**Record set**
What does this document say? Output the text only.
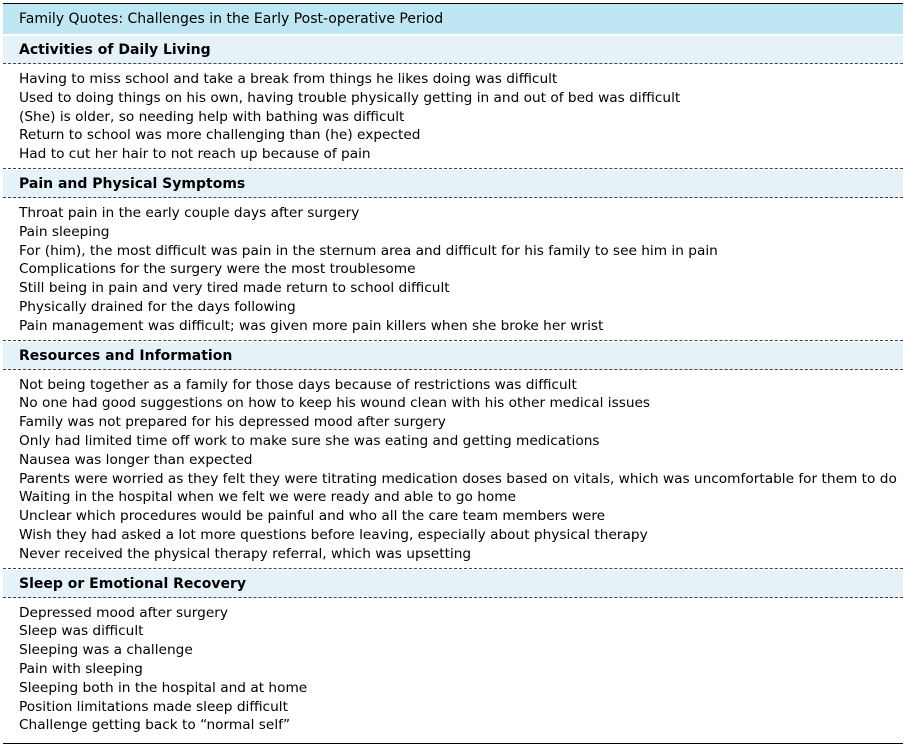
Family Quotes: Challenges in the Early Post-operative Period
Activities of Daily Living
Having to miss school and take a break from things he likes doing was difficult
Used to doing things on his own, having trouble physically getting in and out of bed was difficult
(She) is older, so needing help with bathing was difficult
Return to school was more challenging than (he) expected
Had to cut her hair to not reach up because of pain
Pain and Physical Symptoms
Throat pain in the early couple days after surgery
Pain sleeping
For (him), the most difficult was pain in the sternum area and difficult for his family to see him in pain
Complications for the surgery were the most troublesome
Still being in pain and very tired made return to school difficult
Physically drained for the days following
Pain management was difficult; was given more pain killers when she broke her wrist
Resources and Information
Not being together as a family for those days because of restrictions was difficult
No one had good suggestions on how to keep his wound clean with his other medical issues
Family was not prepared for his depressed mood after surgery
Only had limited time off work to make sure she was eating and getting medications
Nausea was longer than expected
Parents were worried as they felt they were titrating medication doses based on vitals, which was uncomfortable for them to do
Waiting in the hospital when we felt we were ready and able to go home
Unclear which procedures would be painful and who all the care team members were
Wish they had asked a lot more questions before leaving, especially about physical therapy
Never received the physical therapy referral, which was upsetting
Sleep or Emotional Recovery
Depressed mood after surgery
Sleep was difficult
Sleeping was a challenge
Pain with sleeping
Sleeping both in the hospital and at home
Position limitations made sleep difficult
Challenge getting back to “normal self”
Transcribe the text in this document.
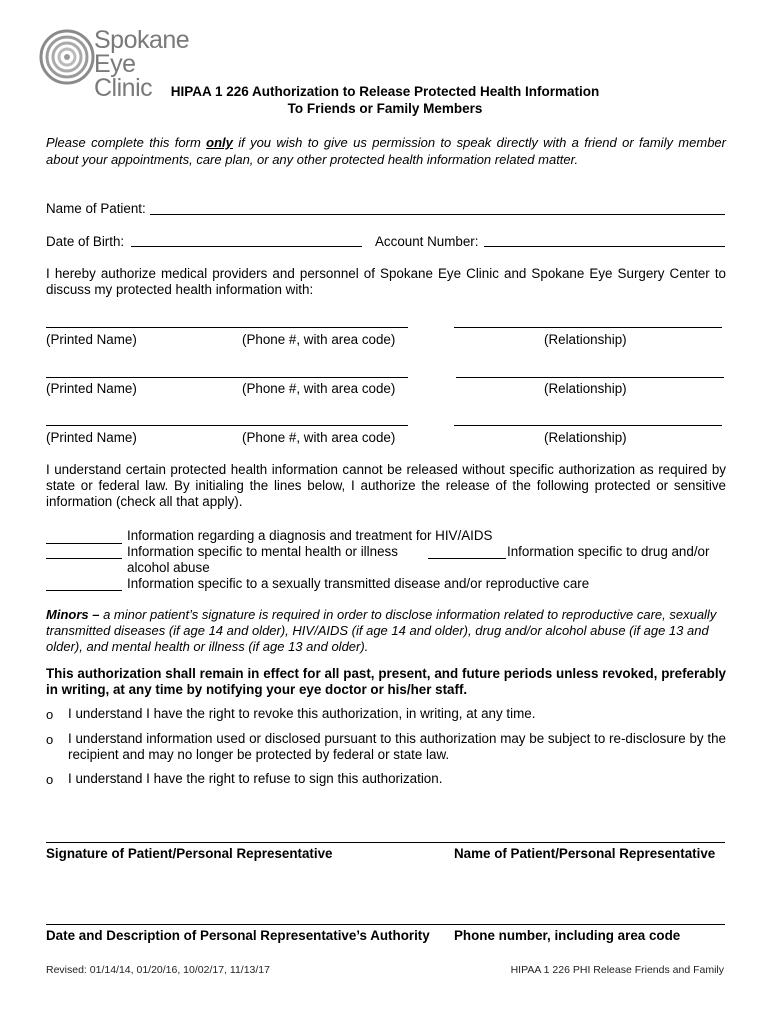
Spokane
Eye Clinic	HIPAA 1 226 Authorization to Release Protected Health Information
To Friends or Family Members
Please complete this form only if you wish to give us permission to speak directly with a friend or family member about your appointments, care plan, or any other protected health information related matter.
Name of Patient:
Date of Birth:	Account Number:
I hereby authorize medical providers and personnel of Spokane Eye Clinic and Spokane Eye Surgery Center to discuss my protected health information with:
(Printed Name)	(Phone #, with area code)	(Relationship)
(Printed Name)	(Phone #, with area code)	(Relationship)
(Printed Name)	(Phone #, with area code)	(Relationship)
I understand certain protected health information cannot be released without specific authorization as required by state or federal law. By initialing the lines below, I authorize the release of the following protected or sensitive information (check all that apply).
Information regarding a diagnosis and treatment for HIV/AIDS
Information specific to mental health or illness	Information specific to drug and/or
alcohol abuse
Information specific to a sexually transmitted disease and/or reproductive care
Minors – a minor patient’s signature is required in order to disclose information related to reproductive care, sexually transmitted diseases (if age 14 and older), HIV/AIDS (if age 14 and older), drug and/or alcohol abuse (if age 13 and older), and mental health or illness (if age 13 and older).
This authorization shall remain in effect for all past, present, and future periods unless revoked, preferably in writing, at any time by notifying your eye doctor or his/her staff.
o I understand I have the right to revoke this authorization, in writing, at any time.
o I understand information used or disclosed pursuant to this authorization may be subject to re-disclosure by the recipient and may no longer be protected by federal or state law.
o I understand I have the right to refuse to sign this authorization.
Signature of Patient/Personal Representative	Name of Patient/Personal Representative
Date and Description of Personal Representative’s Authority Phone number, including area code
Revised: 01/14/14, 01/20/16, 10/02/17, 11/13/17	HIPAA 1 226 PHI Release Friends and Family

**Goal of the exercise**
Identify each line of the material where the word "than" shows up, and copy it.

**Full solution**
Return to school was more challenging than (he) expected
Nausea was longer than expected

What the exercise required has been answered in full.